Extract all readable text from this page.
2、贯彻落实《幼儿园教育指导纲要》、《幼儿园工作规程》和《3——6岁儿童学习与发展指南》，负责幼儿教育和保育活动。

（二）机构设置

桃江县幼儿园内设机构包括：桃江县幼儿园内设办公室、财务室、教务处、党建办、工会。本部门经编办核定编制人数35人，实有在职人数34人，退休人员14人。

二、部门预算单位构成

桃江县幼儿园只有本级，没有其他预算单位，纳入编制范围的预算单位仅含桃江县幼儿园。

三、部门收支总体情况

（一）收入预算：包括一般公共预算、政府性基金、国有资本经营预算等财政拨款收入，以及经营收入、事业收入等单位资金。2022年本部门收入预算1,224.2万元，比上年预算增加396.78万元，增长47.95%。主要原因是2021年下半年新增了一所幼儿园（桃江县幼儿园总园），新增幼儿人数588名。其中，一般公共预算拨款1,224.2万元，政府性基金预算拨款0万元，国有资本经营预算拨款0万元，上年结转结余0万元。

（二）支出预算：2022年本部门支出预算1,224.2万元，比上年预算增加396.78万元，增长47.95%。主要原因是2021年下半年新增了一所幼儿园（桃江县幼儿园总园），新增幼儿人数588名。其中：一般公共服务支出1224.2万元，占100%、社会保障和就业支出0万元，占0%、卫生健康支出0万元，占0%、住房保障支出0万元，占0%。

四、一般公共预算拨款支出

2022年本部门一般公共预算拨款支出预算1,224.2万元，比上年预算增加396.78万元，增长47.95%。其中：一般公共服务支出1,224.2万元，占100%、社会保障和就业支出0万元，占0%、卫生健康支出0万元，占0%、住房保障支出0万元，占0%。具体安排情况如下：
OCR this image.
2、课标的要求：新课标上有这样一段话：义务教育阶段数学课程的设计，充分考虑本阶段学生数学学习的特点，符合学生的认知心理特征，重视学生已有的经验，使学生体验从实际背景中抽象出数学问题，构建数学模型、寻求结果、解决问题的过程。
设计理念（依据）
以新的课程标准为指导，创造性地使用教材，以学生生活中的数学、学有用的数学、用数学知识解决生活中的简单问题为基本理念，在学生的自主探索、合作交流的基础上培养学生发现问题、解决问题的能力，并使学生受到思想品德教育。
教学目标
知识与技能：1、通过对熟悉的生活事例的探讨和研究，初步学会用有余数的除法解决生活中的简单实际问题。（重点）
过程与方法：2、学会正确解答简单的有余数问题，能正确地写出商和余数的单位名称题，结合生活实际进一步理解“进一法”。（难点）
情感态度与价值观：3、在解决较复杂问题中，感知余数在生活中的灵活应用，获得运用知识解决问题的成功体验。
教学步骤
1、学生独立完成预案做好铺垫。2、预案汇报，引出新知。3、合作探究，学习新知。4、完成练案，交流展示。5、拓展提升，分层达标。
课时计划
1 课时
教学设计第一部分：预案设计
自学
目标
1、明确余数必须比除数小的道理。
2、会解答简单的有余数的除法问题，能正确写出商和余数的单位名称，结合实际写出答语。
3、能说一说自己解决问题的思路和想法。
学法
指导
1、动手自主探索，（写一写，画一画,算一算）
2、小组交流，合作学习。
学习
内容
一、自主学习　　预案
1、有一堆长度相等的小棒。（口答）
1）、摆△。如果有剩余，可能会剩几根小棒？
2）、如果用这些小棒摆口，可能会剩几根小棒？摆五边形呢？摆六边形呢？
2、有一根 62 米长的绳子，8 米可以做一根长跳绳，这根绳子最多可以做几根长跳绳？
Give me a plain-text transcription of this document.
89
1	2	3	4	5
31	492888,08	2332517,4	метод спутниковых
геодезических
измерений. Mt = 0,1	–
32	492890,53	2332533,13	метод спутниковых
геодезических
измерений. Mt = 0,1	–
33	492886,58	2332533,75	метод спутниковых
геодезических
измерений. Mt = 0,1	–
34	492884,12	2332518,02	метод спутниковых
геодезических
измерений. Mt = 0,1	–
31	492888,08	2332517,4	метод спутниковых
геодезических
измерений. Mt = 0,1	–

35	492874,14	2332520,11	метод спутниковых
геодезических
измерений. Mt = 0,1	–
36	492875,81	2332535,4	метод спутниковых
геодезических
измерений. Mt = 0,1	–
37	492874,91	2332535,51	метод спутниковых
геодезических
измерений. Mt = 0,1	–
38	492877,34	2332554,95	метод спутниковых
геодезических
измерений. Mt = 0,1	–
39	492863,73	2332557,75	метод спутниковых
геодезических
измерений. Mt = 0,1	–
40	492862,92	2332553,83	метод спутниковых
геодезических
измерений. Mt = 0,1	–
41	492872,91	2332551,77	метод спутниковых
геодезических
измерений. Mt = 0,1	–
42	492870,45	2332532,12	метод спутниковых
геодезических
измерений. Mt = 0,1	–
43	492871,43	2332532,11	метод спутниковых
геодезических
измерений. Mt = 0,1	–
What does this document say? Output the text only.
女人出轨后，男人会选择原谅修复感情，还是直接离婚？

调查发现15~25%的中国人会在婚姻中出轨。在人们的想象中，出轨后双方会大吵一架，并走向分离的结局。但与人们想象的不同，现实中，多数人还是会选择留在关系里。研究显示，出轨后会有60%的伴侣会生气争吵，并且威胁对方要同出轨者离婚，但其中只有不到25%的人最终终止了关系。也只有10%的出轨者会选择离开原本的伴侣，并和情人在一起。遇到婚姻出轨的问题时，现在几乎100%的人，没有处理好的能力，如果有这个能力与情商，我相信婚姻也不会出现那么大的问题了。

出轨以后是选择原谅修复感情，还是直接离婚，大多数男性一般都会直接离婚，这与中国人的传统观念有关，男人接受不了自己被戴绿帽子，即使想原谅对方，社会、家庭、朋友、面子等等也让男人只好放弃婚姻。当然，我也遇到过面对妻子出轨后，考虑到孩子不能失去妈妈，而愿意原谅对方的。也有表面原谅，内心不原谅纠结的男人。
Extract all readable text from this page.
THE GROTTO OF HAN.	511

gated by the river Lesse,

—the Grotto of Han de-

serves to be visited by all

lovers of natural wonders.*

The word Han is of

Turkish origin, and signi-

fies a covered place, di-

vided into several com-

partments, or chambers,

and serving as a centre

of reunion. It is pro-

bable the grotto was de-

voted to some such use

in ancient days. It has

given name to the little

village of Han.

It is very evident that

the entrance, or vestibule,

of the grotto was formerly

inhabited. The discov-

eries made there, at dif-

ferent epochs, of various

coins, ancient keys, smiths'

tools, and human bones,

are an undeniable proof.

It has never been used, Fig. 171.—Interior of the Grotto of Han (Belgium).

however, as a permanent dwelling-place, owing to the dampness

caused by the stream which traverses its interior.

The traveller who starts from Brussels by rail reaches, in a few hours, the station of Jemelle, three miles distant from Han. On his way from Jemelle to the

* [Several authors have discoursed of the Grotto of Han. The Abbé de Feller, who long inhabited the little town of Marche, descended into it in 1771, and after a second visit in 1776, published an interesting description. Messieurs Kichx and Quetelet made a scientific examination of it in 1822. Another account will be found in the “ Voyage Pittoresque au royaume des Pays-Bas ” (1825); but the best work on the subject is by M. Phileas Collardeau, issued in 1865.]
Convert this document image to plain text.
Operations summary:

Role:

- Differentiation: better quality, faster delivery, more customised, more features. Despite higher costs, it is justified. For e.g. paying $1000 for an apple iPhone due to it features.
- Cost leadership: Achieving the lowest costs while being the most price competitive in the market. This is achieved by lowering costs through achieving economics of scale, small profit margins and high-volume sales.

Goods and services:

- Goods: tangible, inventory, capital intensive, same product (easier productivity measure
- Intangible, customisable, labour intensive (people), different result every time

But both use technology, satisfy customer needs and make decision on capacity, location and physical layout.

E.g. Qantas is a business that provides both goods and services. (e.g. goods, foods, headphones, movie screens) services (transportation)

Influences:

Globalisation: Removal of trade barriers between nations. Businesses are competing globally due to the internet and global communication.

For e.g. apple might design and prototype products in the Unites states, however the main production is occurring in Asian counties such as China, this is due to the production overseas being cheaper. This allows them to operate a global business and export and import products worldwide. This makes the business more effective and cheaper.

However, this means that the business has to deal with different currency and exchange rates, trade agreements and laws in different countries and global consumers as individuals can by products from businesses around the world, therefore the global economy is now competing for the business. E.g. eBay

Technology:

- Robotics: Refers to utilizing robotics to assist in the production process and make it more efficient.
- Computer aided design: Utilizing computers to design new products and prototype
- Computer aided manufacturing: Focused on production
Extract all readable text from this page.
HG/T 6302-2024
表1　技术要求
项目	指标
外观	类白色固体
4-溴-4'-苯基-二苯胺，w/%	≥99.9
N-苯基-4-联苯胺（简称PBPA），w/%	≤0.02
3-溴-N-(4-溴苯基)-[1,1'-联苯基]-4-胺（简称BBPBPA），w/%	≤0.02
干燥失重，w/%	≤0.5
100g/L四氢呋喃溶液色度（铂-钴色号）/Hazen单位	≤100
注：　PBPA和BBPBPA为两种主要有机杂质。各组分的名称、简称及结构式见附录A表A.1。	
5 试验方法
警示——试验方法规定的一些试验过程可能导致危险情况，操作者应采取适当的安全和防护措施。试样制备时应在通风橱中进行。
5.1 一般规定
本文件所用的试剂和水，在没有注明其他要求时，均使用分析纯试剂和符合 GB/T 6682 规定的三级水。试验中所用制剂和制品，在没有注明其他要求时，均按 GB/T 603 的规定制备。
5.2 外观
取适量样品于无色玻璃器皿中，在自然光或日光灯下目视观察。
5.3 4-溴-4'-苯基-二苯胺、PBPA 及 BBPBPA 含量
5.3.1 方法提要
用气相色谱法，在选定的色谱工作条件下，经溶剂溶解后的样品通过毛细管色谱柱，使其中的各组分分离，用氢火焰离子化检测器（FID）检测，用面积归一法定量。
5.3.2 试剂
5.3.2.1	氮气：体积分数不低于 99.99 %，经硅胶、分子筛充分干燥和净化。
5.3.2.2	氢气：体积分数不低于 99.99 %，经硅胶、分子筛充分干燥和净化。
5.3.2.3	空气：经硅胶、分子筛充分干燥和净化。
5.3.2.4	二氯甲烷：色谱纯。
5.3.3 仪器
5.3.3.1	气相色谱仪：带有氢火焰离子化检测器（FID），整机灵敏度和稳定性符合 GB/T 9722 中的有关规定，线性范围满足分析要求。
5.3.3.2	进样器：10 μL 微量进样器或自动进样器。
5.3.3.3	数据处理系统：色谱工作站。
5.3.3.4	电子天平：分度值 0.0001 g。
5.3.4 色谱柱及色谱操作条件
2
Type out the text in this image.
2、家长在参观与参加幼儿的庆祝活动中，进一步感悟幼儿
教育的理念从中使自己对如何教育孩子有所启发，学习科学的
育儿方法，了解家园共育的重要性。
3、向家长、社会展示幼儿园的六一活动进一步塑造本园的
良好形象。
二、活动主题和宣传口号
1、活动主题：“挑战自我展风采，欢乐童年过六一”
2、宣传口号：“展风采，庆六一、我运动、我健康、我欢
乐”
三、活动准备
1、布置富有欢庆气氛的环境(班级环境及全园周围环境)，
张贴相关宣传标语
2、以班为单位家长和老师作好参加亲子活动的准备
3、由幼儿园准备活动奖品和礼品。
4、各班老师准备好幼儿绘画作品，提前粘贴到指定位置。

■ ■ ■ ■ ■

Work to be completed ::
Copy every line of the entries above in which "services" occurs.

Result for this task ::
Goods and services:
E.g. Qantas is a business that provides both goods and services. (e.g. goods, foods, headphones, movie screens) services (transportation)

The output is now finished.